● **Given request**
In the listing below, find every line containing "phát" and copy it out.

● **Exercise materials**
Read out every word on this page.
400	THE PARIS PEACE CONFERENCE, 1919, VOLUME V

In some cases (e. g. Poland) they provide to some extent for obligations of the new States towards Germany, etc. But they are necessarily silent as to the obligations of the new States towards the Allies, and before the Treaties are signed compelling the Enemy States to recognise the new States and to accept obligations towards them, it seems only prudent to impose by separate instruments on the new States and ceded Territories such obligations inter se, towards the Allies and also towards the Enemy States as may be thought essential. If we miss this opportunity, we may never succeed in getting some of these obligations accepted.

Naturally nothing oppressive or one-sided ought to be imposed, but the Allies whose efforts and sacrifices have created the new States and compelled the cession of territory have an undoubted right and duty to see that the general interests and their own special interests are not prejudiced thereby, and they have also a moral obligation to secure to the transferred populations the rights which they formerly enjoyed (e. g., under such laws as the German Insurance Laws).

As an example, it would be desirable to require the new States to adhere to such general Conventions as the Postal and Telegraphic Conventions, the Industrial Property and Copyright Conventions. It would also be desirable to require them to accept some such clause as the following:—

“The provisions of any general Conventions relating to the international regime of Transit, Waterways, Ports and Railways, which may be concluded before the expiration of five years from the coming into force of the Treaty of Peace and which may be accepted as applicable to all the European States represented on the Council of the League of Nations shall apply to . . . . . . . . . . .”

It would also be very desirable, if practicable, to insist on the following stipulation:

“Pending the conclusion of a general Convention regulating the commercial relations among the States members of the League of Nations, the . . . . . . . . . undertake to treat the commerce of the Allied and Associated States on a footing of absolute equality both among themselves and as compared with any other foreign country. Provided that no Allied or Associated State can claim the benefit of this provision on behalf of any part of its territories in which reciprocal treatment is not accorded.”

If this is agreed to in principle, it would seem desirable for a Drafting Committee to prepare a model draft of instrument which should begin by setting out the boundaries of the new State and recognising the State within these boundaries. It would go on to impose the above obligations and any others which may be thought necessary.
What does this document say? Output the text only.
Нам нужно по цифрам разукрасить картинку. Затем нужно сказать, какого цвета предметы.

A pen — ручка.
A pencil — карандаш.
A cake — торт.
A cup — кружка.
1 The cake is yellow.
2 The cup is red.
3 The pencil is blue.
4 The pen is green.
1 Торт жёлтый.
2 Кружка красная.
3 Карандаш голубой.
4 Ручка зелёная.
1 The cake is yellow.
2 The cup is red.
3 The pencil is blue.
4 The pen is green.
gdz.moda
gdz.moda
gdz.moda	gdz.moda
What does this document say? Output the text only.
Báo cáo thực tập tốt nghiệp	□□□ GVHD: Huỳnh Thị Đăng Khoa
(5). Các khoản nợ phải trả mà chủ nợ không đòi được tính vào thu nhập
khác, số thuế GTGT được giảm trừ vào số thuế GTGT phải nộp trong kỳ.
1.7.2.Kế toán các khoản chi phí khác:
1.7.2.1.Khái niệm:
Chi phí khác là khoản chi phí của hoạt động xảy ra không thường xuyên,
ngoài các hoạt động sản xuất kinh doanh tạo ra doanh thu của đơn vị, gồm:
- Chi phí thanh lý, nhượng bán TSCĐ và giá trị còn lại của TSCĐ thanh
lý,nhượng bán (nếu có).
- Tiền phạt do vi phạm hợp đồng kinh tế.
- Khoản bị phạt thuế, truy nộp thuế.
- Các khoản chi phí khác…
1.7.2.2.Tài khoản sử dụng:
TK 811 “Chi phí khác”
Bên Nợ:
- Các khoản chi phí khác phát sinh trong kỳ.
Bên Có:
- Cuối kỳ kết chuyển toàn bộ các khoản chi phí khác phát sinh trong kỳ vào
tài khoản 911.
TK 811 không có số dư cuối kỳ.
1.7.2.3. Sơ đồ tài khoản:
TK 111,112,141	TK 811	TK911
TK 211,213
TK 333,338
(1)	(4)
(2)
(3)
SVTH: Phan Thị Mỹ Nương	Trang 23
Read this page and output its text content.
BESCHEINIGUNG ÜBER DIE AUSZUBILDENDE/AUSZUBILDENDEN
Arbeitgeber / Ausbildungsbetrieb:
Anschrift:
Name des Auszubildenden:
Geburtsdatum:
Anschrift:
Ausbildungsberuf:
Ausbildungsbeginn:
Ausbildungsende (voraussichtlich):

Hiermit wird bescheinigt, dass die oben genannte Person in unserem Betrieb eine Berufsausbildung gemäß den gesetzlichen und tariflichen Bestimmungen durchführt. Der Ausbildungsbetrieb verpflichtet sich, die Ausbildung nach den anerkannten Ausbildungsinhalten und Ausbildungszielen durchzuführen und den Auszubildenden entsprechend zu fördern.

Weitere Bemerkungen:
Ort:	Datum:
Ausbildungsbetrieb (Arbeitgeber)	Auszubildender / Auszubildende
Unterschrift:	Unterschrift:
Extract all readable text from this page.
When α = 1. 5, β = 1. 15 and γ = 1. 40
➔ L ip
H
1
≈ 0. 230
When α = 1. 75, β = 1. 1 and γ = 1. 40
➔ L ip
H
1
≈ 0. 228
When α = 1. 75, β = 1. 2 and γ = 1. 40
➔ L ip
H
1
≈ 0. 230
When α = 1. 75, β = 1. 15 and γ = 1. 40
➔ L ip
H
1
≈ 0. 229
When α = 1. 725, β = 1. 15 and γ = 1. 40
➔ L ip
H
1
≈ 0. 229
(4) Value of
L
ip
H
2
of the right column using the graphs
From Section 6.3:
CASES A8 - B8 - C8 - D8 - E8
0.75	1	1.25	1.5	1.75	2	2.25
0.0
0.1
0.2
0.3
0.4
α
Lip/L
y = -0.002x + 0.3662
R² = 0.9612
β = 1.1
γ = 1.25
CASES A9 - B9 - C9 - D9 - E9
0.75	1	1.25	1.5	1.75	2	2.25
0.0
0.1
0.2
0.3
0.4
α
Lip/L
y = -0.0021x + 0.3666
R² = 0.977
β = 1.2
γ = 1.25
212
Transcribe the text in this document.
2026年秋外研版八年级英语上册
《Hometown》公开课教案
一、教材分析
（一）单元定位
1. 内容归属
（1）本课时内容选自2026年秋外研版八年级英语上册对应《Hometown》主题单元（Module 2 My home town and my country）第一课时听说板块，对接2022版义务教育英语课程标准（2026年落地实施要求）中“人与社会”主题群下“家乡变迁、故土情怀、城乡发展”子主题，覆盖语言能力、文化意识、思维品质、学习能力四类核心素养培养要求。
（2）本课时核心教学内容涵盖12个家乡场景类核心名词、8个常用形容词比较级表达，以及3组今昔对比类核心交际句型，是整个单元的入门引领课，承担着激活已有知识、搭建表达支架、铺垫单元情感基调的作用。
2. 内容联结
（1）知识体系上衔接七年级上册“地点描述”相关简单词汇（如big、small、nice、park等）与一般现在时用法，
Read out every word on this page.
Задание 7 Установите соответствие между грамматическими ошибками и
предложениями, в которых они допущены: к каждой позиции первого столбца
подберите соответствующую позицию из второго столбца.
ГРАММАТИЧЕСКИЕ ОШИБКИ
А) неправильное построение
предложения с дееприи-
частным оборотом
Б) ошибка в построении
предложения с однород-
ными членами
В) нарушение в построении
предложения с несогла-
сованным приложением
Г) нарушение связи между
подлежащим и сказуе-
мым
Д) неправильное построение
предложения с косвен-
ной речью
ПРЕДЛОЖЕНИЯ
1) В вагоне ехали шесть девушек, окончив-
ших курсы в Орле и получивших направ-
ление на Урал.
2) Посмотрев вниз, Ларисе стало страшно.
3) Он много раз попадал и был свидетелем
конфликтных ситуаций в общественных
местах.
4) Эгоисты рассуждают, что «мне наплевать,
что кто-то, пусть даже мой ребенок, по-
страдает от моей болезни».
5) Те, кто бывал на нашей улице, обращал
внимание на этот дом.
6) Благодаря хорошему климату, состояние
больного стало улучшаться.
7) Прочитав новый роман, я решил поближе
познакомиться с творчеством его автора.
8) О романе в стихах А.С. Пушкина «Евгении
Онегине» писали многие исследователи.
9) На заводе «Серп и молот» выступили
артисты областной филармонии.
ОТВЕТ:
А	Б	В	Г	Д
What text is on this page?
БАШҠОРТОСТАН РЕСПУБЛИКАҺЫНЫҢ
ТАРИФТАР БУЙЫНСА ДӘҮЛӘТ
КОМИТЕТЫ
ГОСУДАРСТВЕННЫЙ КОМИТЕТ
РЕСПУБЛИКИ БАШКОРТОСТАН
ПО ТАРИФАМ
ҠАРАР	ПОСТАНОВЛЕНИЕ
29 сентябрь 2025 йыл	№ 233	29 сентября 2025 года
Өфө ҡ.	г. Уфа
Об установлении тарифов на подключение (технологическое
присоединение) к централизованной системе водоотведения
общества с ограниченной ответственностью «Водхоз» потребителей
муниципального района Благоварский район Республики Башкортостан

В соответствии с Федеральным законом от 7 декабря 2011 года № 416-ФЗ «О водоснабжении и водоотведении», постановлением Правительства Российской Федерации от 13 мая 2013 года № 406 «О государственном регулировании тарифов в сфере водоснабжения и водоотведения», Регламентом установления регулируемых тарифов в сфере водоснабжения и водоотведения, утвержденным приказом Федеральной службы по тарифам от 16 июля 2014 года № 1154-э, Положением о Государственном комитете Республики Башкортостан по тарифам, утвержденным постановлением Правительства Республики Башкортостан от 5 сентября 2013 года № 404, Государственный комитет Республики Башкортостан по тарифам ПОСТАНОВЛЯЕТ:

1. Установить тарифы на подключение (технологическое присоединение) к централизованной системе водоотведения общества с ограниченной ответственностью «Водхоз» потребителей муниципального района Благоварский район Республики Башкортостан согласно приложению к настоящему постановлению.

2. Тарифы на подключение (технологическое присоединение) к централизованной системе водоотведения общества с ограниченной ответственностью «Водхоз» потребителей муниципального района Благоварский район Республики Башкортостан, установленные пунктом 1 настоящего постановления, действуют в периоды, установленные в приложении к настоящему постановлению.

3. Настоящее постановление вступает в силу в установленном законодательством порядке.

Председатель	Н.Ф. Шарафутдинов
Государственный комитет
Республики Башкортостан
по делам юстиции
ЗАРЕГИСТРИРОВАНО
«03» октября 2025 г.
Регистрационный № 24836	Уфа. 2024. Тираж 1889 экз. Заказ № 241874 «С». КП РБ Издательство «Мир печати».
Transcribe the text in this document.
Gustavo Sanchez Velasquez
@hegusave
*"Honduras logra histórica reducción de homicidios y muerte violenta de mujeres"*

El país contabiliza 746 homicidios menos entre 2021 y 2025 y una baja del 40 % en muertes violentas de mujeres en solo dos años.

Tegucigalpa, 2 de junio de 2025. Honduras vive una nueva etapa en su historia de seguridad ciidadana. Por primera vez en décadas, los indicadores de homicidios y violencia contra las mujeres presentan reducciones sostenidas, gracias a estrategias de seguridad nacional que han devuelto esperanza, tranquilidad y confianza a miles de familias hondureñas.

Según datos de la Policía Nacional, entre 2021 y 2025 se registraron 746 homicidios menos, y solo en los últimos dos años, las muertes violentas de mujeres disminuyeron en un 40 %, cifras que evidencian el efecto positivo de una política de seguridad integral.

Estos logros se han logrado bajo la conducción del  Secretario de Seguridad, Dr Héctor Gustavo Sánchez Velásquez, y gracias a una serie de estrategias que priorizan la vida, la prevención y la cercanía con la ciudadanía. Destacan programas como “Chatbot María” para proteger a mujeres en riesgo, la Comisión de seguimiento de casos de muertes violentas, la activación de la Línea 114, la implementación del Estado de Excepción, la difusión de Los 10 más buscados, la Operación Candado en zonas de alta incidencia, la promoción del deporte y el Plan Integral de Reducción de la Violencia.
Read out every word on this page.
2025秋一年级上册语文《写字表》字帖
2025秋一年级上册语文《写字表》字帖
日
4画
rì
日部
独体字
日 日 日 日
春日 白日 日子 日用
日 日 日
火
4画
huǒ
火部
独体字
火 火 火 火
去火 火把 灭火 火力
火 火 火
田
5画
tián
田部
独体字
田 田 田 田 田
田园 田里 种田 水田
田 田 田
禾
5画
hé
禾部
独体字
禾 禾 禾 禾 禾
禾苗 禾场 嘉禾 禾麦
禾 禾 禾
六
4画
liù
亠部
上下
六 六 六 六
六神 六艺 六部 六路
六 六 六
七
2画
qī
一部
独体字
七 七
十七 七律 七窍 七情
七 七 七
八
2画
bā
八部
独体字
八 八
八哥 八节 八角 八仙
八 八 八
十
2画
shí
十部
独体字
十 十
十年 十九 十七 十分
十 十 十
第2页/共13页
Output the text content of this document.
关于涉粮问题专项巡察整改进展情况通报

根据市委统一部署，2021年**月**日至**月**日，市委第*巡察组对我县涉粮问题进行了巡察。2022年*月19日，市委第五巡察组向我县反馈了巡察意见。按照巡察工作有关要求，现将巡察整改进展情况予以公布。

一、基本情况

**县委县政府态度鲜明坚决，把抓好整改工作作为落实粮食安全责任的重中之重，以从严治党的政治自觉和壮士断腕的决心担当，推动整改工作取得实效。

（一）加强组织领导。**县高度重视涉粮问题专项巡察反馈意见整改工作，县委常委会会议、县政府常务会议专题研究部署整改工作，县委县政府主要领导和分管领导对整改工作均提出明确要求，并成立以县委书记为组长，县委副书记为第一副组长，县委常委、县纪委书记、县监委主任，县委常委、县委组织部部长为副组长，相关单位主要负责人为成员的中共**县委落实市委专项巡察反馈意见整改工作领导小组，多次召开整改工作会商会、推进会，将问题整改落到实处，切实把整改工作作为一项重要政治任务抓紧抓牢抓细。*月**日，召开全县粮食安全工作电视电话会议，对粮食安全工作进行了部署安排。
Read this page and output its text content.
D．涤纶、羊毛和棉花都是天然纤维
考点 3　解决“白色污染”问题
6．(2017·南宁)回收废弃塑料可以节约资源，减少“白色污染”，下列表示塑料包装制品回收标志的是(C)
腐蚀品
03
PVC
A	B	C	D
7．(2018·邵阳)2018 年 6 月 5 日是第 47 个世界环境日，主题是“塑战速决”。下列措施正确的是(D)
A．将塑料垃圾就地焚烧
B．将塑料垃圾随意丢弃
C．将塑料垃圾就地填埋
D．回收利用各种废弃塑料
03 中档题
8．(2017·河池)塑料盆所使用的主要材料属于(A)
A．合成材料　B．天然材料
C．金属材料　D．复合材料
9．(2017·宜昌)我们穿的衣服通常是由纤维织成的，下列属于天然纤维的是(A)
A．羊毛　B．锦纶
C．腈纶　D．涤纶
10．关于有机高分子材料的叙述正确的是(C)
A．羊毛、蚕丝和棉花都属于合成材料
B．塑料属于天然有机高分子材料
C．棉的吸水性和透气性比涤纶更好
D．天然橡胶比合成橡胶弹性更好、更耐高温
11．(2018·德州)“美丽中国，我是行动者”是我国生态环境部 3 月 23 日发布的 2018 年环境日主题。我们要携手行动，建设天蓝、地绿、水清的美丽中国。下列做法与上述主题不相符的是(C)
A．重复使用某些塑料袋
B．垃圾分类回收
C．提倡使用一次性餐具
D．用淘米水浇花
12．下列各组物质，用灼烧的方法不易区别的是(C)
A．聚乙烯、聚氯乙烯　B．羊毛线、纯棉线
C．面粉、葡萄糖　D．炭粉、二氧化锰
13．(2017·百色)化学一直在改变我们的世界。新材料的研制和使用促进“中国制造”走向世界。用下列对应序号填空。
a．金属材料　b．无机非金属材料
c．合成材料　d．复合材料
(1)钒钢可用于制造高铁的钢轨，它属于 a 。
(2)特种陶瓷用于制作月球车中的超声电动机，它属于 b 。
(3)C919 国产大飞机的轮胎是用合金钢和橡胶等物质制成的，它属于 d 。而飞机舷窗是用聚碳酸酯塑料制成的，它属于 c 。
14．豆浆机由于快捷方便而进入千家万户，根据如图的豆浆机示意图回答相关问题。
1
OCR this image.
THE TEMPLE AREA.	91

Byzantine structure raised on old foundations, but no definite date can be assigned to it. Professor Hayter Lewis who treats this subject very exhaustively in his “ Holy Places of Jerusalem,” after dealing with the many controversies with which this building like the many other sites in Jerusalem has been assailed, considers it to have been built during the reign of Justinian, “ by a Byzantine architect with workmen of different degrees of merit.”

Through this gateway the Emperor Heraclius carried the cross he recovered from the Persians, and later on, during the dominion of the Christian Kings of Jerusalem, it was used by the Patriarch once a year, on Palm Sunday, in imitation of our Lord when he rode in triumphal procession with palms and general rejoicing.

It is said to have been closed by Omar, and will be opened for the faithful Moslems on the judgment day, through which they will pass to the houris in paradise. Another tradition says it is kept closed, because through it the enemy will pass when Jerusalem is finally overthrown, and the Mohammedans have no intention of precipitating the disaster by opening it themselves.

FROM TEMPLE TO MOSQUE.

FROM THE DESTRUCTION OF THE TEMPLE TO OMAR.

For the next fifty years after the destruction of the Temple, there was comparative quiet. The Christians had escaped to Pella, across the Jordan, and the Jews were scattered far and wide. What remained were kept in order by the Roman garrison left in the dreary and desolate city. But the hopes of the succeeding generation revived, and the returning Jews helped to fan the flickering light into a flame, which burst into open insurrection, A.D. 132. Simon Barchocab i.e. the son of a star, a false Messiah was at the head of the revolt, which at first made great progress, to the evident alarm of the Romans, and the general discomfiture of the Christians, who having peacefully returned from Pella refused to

● **Exercise output**
- Các khoản chi phí khác phát sinh trong kỳ.
- Cuối kỳ kết chuyển toàn bộ các khoản chi phí khác phát sinh trong kỳ vào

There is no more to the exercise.